- _EXERCISE_
Every entry below must be repeated exactly; skip the pictures.

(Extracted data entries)
---------------

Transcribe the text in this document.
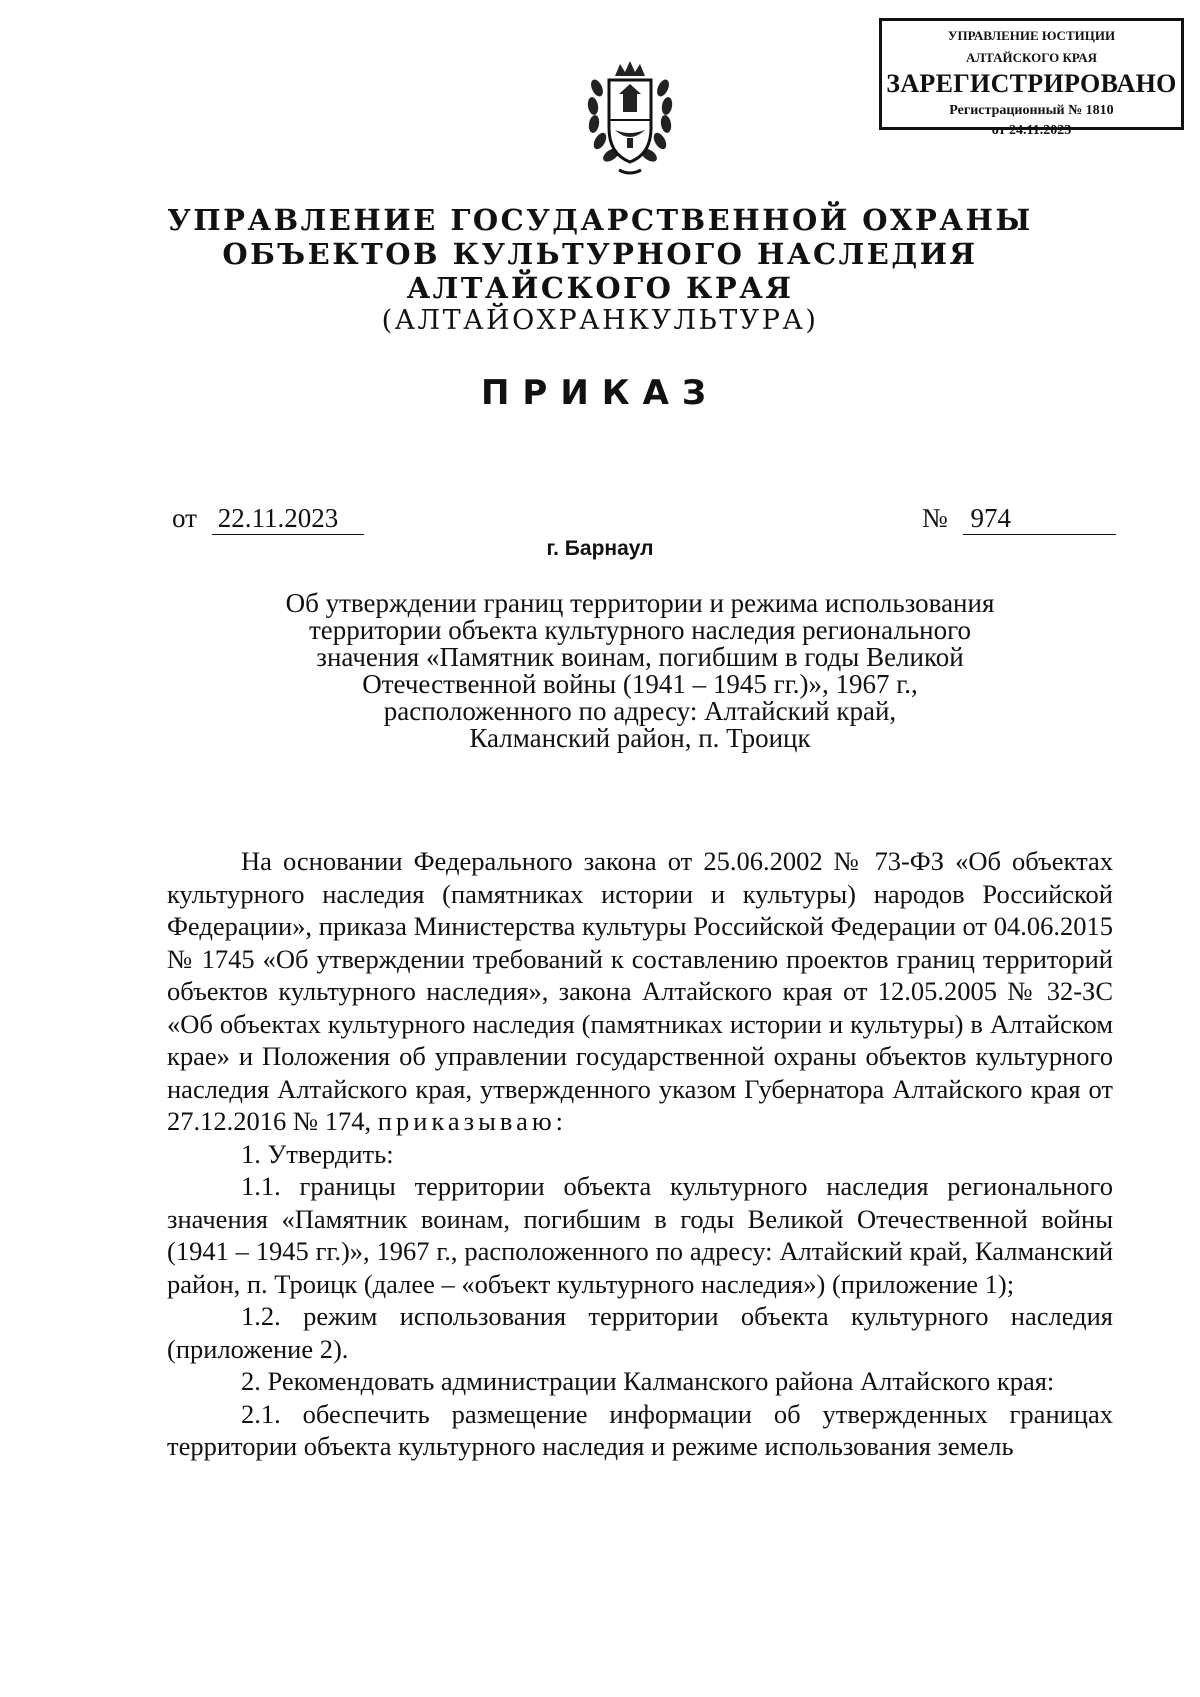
УПРАВЛЕНИЕ ЮСТИЦИИ
АЛТАЙСКОГО КРАЯ
ЗАРЕГИСТРИРОВАНО
Регистрационный № 1810
от 24.11.2023
УПРАВЛЕНИЕ ГОСУДАРСТВЕННОЙ ОХРАНЫ
ОБЪЕКТОВ КУЛЬТУРНОГО НАСЛЕДИЯ
АЛТАЙСКОГО КРАЯ
(АЛТАЙОХРАНКУЛЬТУРА)
ПРИКАЗ
от 22.11.2023	№ 974
г. Барнаул
Об утверждении границ территории и режима использования
территории объекта культурного наследия регионального
значения «Памятник воинам, погибшим в годы Великой
Отечественной войны (1941 – 1945 гг.)», 1967 г.,
расположенного по адресу: Алтайский край,
Калманский район, п. Троицк

На основании Федерального закона от 25.06.2002 № 73-ФЗ «Об объектах культурного наследия (памятниках истории и культуры) народов Российской Федерации», приказа Министерства культуры Российской Федерации от 04.06.2015 № 1745 «Об утверждении требований к составлению проектов границ территорий объектов культурного наследия», закона Алтайского края от 12.05.2005 № 32-ЗС «Об объектах культурного наследия (памятниках истории и культуры) в Алтайском крае» и Положения об управлении государственной охраны объектов культурного наследия Алтайского края, утвержденного указом Губернатора Алтайского края от 27.12.2016 № 174, приказываю:

1. Утвердить:

1.1. границы территории объекта культурного наследия регионального значения «Памятник воинам, погибшим в годы Великой Отечественной войны (1941 – 1945 гг.)», 1967 г., расположенного по адресу: Алтайский край, Калманский район, п. Троицк (далее – «объект культурного наследия») (приложение 1);

1.2. режим использования территории объекта культурного наследия (приложение 2).

2. Рекомендовать администрации Калманского района Алтайского края:

2.1. обеспечить размещение информации об утвержденных границах территории объекта культурного наследия и режиме использования земель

---------------

- _OUTPUT FOR THIS TASK_
Transcribe the text in this document.
УПРАВЛЕНИЕ ЮСТИЦИИ
АЛТАЙСКОГО КРАЯ
ЗАРЕГИСТРИРОВАНО
Регистрационный № 1810
от 24.11.2023
УПРАВЛЕНИЕ ГОСУДАРСТВЕННОЙ ОХРАНЫ
ОБЪЕКТОВ КУЛЬТУРНОГО НАСЛЕДИЯ
АЛТАЙСКОГО КРАЯ
(АЛТАЙОХРАНКУЛЬТУРА)
ПРИКАЗ
от 22.11.2023	№ 974
г. Барнаул
Об утверждении границ территории и режима использования
территории объекта культурного наследия регионального
значения «Памятник воинам, погибшим в годы Великой
Отечественной войны (1941 – 1945 гг.)», 1967 г.,
расположенного по адресу: Алтайский край,
Калманский район, п. Троицк

На основании Федерального закона от 25.06.2002 № 73-ФЗ «Об объектах культурного наследия (памятниках истории и культуры) народов Российской Федерации», приказа Министерства культуры Российской Федерации от 04.06.2015 № 1745 «Об утверждении требований к составлению проектов границ территорий объектов культурного наследия», закона Алтайского края от 12.05.2005 № 32-ЗС «Об объектах культурного наследия (памятниках истории и культуры) в Алтайском крае» и Положения об управлении государственной охраны объектов культурного наследия Алтайского края, утвержденного указом Губернатора Алтайского края от 27.12.2016 № 174, приказываю:

1. Утвердить:

1.1. границы территории объекта культурного наследия регионального значения «Памятник воинам, погибшим в годы Великой Отечественной войны (1941 – 1945 гг.)», 1967 г., расположенного по адресу: Алтайский край, Калманский район, п. Троицк (далее – «объект культурного наследия») (приложение 1);

1.2. режим использования территории объекта культурного наследия (приложение 2).

2. Рекомендовать администрации Калманского района Алтайского края:

2.1. обеспечить размещение информации об утвержденных границах территории объекта культурного наследия и режиме использования земель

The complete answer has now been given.